YOUR TASK: Your task is to quote the material that follows, in full and exactly.

WORKING DATA:
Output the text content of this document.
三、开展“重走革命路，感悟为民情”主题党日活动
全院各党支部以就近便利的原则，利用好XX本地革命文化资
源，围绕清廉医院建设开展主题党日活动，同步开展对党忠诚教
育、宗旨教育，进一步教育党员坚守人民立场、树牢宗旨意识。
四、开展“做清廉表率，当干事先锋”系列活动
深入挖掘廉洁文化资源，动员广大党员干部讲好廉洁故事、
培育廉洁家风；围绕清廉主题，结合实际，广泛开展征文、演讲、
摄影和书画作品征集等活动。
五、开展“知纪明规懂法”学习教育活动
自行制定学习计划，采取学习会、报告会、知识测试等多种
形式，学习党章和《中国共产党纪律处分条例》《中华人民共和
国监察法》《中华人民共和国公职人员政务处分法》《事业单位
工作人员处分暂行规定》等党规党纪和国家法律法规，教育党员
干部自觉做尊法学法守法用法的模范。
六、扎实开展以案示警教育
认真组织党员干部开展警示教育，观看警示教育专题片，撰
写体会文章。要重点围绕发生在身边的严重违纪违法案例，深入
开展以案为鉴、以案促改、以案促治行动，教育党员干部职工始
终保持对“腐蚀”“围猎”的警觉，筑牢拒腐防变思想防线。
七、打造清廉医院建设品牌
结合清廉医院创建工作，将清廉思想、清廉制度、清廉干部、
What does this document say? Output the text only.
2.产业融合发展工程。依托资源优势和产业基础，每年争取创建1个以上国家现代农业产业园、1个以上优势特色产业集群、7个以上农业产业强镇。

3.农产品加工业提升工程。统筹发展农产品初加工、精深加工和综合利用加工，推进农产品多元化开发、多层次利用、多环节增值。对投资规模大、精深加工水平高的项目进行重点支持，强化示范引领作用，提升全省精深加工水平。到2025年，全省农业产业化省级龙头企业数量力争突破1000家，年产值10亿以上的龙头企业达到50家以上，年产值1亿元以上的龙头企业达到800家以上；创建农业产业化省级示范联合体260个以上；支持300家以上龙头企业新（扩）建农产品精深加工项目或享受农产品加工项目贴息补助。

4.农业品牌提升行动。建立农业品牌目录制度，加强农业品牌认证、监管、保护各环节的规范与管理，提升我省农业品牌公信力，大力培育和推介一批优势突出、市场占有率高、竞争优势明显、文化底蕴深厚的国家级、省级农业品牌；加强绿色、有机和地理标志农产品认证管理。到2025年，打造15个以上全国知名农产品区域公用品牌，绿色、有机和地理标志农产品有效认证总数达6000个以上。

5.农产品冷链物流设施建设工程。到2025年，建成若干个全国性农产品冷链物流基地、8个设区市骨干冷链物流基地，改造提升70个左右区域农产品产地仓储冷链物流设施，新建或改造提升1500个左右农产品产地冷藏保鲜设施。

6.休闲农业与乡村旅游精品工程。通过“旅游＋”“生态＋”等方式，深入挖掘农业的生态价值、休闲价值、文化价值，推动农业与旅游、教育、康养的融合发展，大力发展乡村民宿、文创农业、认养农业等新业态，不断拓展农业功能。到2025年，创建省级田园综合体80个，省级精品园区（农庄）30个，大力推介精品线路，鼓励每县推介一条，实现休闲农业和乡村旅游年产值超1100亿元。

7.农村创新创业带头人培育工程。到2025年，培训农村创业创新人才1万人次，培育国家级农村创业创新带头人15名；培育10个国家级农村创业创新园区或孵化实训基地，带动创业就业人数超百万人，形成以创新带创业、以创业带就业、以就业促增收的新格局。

EXERCISE RESULT:
Output the text content of this document.
三、开展“重走革命路，感悟为民情”主题党日活动
全院各党支部以就近便利的原则，利用好XX本地革命文化资
源，围绕清廉医院建设开展主题党日活动，同步开展对党忠诚教
育、宗旨教育，进一步教育党员坚守人民立场、树牢宗旨意识。
四、开展“做清廉表率，当干事先锋”系列活动
深入挖掘廉洁文化资源，动员广大党员干部讲好廉洁故事、
培育廉洁家风；围绕清廉主题，结合实际，广泛开展征文、演讲、
摄影和书画作品征集等活动。
五、开展“知纪明规懂法”学习教育活动
自行制定学习计划，采取学习会、报告会、知识测试等多种
形式，学习党章和《中国共产党纪律处分条例》《中华人民共和
国监察法》《中华人民共和国公职人员政务处分法》《事业单位
工作人员处分暂行规定》等党规党纪和国家法律法规，教育党员
干部自觉做尊法学法守法用法的模范。
六、扎实开展以案示警教育
认真组织党员干部开展警示教育，观看警示教育专题片，撰
写体会文章。要重点围绕发生在身边的严重违纪违法案例，深入
开展以案为鉴、以案促改、以案促治行动，教育党员干部职工始
终保持对“腐蚀”“围猎”的警觉，筑牢拒腐防变思想防线。
七、打造清廉医院建设品牌
结合清廉医院创建工作，将清廉思想、清廉制度、清廉干部、
What does this document say? Output the text only.
2.产业融合发展工程。依托资源优势和产业基础，每年争取创建1个以上国家现代农业产业园、1个以上优势特色产业集群、7个以上农业产业强镇。

3.农产品加工业提升工程。统筹发展农产品初加工、精深加工和综合利用加工，推进农产品多元化开发、多层次利用、多环节增值。对投资规模大、精深加工水平高的项目进行重点支持，强化示范引领作用，提升全省精深加工水平。到2025年，全省农业产业化省级龙头企业数量力争突破1000家，年产值10亿以上的龙头企业达到50家以上，年产值1亿元以上的龙头企业达到800家以上；创建农业产业化省级示范联合体260个以上；支持300家以上龙头企业新（扩）建农产品精深加工项目或享受农产品加工项目贴息补助。

4.农业品牌提升行动。建立农业品牌目录制度，加强农业品牌认证、监管、保护各环节的规范与管理，提升我省农业品牌公信力，大力培育和推介一批优势突出、市场占有率高、竞争优势明显、文化底蕴深厚的国家级、省级农业品牌；加强绿色、有机和地理标志农产品认证管理。到2025年，打造15个以上全国知名农产品区域公用品牌，绿色、有机和地理标志农产品有效认证总数达6000个以上。

5.农产品冷链物流设施建设工程。到2025年，建成若干个全国性农产品冷链物流基地、8个设区市骨干冷链物流基地，改造提升70个左右区域农产品产地仓储冷链物流设施，新建或改造提升1500个左右农产品产地冷藏保鲜设施。

6.休闲农业与乡村旅游精品工程。通过“旅游＋”“生态＋”等方式，深入挖掘农业的生态价值、休闲价值、文化价值，推动农业与旅游、教育、康养的融合发展，大力发展乡村民宿、文创农业、认养农业等新业态，不断拓展农业功能。到2025年，创建省级田园综合体80个，省级精品园区（农庄）30个，大力推介精品线路，鼓励每县推介一条，实现休闲农业和乡村旅游年产值超1100亿元。

7.农村创新创业带头人培育工程。到2025年，培训农村创业创新人才1万人次，培育国家级农村创业创新带头人15名；培育10个国家级农村创业创新园区或孵化实训基地，带动创业就业人数超百万人，形成以创新带创业、以创业带就业、以就业促增收的新格局。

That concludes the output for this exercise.